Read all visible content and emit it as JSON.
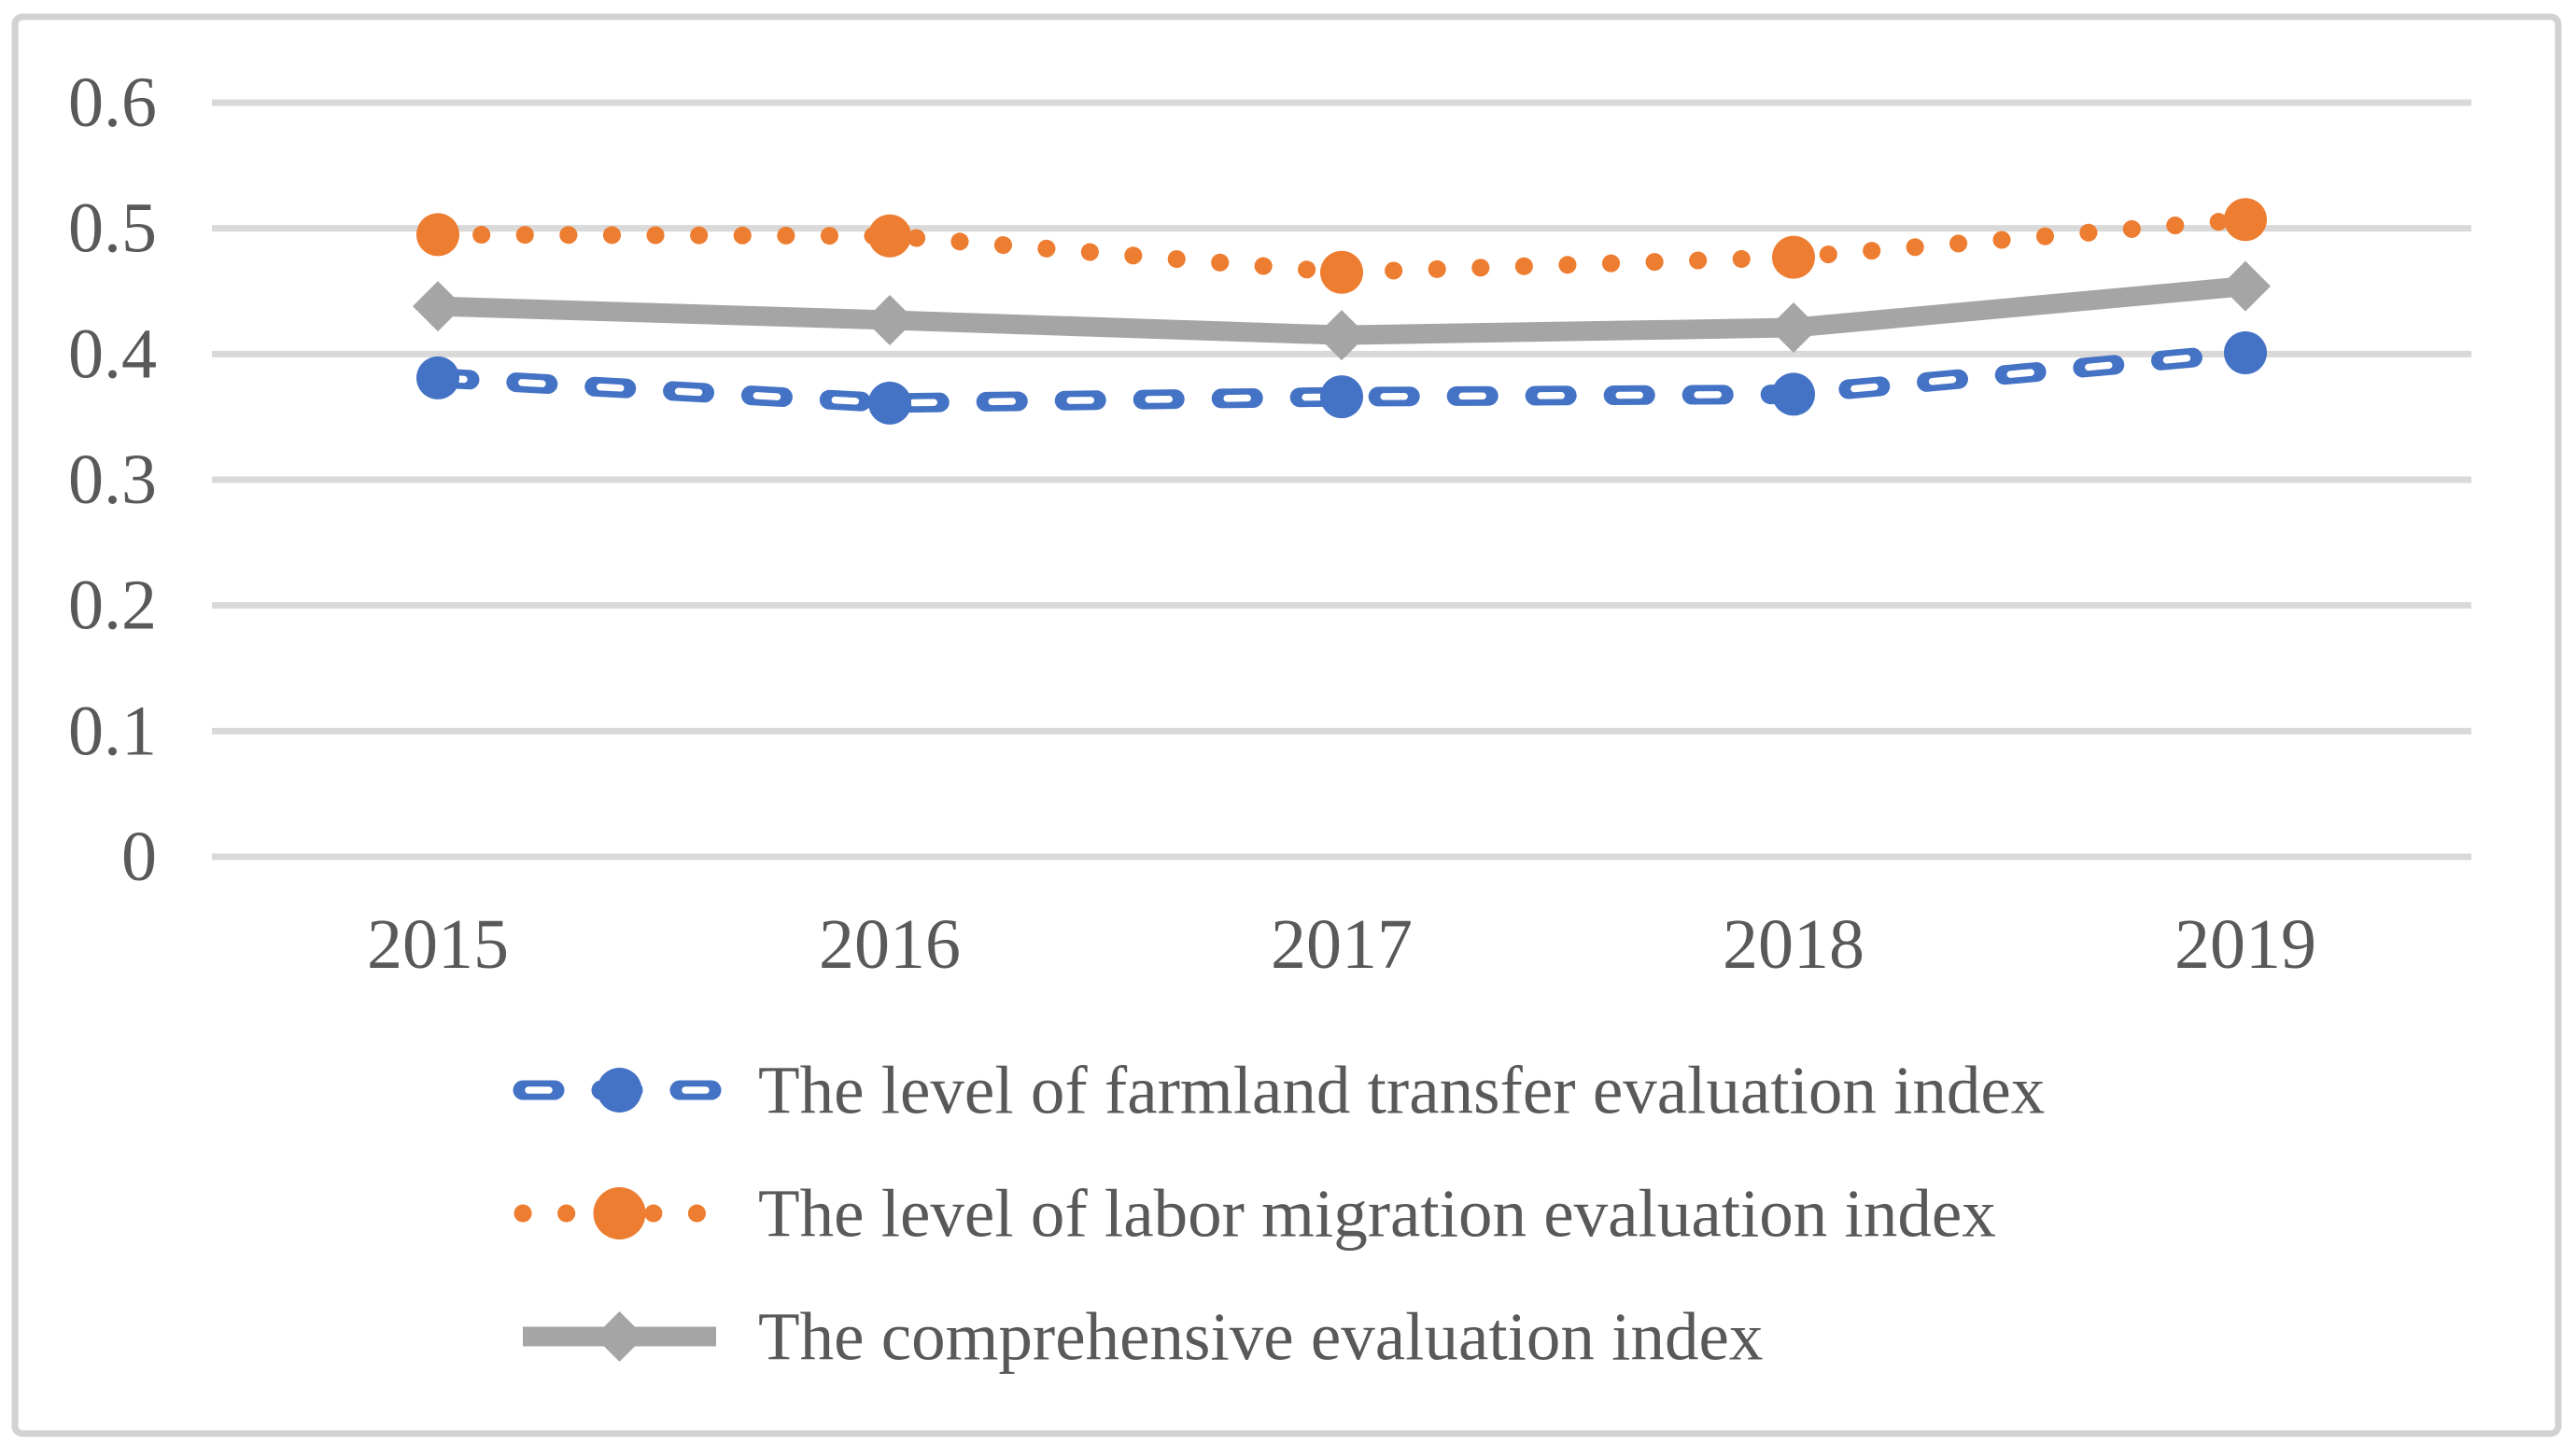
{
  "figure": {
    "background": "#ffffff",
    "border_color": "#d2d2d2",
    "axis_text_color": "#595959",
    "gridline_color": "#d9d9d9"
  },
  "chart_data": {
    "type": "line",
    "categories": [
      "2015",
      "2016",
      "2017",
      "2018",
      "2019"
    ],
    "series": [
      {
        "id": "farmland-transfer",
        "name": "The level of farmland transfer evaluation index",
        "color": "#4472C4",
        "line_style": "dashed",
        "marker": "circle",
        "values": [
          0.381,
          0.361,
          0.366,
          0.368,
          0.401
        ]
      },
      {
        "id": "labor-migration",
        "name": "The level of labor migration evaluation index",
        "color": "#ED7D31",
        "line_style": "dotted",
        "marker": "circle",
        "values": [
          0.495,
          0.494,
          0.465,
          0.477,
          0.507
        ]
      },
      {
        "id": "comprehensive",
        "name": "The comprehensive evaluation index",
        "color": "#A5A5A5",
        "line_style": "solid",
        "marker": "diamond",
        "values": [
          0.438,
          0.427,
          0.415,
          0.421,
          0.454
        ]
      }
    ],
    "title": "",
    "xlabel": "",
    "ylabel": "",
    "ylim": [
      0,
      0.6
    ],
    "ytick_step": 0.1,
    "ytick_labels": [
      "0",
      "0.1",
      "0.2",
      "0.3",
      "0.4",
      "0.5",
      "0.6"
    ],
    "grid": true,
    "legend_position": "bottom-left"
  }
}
○ ○ ○ ○
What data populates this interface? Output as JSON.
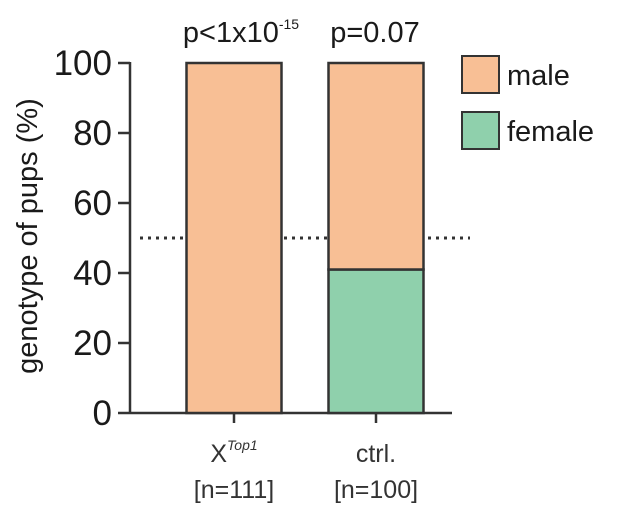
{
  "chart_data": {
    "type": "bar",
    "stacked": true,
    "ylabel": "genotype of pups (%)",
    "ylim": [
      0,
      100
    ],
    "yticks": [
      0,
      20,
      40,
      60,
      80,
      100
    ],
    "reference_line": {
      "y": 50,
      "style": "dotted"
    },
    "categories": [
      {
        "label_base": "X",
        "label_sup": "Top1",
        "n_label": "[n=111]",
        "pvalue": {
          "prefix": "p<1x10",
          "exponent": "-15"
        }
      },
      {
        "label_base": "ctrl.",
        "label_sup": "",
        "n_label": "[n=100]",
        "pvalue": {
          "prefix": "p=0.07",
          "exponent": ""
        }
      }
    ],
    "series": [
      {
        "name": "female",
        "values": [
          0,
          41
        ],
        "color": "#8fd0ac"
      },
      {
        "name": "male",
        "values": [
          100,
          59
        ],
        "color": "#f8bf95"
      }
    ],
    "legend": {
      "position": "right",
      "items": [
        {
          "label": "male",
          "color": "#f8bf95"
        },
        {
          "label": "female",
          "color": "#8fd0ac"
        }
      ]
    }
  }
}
○ ○ ○ ○
Find the string "index" in the records, then copy each line where it occurs.

        "name": "The level of farmland transfer evaluation index",
        "name": "The level of labor migration evaluation index",
        "name": "The comprehensive evaluation index",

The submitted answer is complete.